Figure collection entries

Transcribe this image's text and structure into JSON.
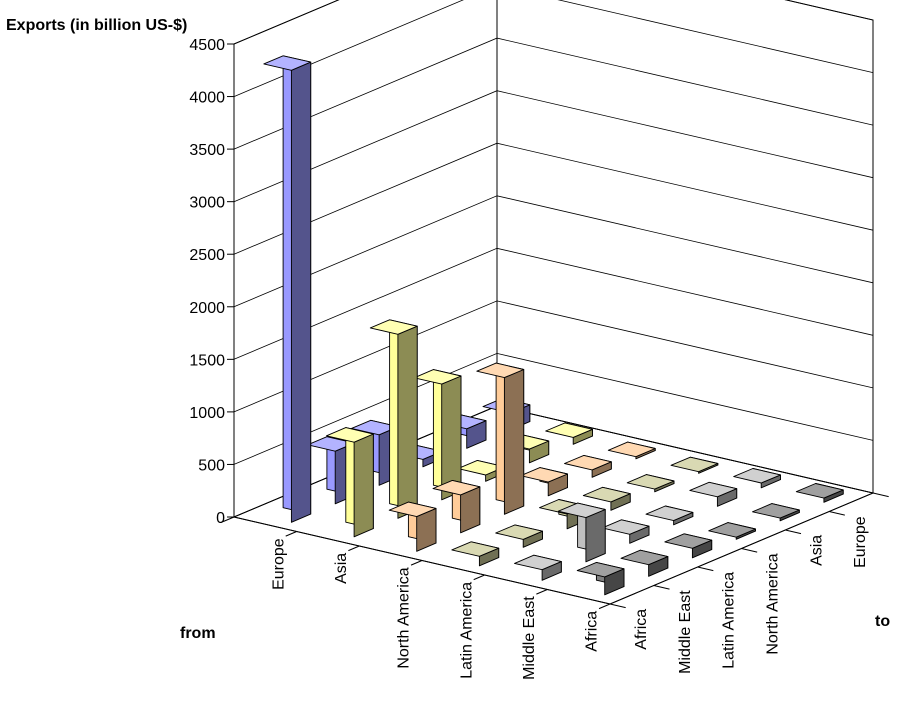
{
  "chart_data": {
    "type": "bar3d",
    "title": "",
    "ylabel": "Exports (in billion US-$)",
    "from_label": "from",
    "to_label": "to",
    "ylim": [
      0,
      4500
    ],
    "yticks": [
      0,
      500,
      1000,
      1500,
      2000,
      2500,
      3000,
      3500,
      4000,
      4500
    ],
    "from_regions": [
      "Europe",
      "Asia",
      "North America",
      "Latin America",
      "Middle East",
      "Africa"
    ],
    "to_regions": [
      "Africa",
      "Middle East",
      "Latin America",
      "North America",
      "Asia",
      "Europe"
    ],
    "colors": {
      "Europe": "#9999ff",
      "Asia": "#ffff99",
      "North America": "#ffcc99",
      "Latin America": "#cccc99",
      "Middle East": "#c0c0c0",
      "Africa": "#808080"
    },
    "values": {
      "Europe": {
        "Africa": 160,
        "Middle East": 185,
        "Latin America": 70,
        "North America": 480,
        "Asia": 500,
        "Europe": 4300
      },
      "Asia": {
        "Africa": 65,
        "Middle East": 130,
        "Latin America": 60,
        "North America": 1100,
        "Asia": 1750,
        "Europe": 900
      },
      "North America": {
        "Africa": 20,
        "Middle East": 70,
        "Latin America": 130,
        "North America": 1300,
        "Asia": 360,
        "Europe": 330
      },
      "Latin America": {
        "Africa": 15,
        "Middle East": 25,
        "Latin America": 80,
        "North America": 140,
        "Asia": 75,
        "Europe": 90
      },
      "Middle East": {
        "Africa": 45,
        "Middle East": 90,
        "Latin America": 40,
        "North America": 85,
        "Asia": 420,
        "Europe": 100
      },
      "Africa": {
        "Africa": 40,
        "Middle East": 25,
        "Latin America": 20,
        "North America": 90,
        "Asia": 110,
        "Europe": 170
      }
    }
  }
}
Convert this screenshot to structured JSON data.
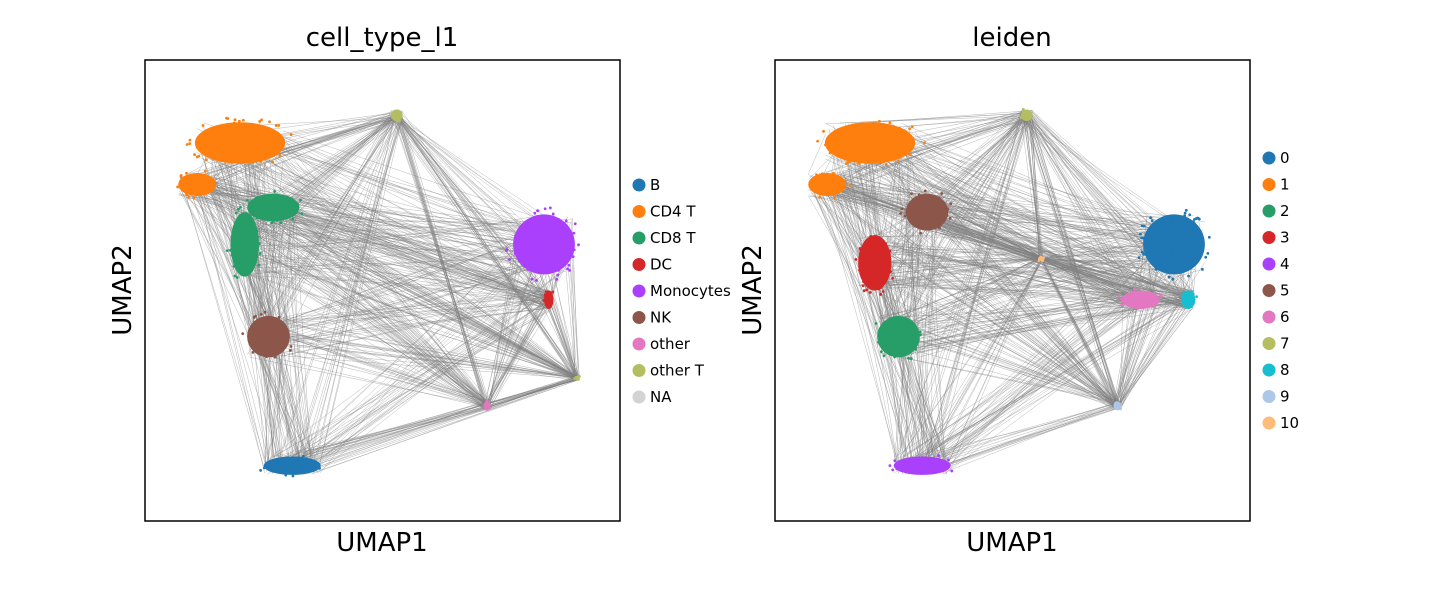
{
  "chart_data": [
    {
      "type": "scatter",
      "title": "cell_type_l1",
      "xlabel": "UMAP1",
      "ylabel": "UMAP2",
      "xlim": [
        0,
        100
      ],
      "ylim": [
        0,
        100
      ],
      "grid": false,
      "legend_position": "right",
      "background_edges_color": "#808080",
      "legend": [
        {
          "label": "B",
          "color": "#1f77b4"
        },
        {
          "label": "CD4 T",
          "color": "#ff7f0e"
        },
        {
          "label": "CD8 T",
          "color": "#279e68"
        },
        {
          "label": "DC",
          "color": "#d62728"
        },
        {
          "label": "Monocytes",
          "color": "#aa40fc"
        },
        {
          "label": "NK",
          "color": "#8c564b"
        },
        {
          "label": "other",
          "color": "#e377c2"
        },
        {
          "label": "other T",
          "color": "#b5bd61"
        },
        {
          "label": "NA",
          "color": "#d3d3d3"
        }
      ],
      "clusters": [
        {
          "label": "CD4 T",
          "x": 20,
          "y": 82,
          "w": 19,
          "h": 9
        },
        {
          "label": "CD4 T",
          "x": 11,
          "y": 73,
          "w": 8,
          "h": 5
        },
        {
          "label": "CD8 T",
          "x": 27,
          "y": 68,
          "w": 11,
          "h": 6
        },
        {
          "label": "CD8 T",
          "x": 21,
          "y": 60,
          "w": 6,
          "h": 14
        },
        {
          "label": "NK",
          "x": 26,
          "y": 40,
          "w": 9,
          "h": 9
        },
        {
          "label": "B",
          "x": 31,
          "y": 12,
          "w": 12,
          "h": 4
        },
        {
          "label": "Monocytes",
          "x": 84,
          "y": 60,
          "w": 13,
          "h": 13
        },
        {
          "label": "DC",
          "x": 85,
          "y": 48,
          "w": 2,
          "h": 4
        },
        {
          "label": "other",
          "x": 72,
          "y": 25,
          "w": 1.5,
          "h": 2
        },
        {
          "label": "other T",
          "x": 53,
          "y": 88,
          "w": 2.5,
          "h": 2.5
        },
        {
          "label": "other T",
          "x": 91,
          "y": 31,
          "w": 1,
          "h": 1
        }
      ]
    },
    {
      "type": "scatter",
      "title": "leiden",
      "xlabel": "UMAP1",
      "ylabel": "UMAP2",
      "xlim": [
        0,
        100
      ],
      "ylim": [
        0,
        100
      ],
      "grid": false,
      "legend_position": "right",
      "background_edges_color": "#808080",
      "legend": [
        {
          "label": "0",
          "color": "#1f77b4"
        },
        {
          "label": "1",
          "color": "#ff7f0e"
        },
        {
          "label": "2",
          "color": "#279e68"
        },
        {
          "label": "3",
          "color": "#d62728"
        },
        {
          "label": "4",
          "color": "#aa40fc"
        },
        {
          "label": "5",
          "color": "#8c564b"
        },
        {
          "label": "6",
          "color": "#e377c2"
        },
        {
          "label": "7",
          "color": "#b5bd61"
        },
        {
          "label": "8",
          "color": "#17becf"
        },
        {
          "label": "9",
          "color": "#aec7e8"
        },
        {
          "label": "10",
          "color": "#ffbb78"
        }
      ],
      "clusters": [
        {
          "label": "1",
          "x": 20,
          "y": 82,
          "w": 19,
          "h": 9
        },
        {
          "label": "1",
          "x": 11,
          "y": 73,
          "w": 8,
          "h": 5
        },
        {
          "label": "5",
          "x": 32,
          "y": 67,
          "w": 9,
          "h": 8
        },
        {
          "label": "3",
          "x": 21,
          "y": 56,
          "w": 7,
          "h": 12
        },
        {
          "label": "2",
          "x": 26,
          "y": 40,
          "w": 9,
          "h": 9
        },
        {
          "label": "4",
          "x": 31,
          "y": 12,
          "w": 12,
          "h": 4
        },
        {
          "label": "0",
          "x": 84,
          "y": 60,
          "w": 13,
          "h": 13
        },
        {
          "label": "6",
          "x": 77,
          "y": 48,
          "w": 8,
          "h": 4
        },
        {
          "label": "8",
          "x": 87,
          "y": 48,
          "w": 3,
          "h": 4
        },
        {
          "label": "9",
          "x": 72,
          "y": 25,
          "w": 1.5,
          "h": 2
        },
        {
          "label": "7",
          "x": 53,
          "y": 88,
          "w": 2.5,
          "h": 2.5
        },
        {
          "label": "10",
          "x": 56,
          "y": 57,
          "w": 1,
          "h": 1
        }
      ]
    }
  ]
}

# TASK TO COMPLETE
For the entries shown above, give the number of lines that include the word "Latin", without any other text.

# COMPLETE ANSWER
10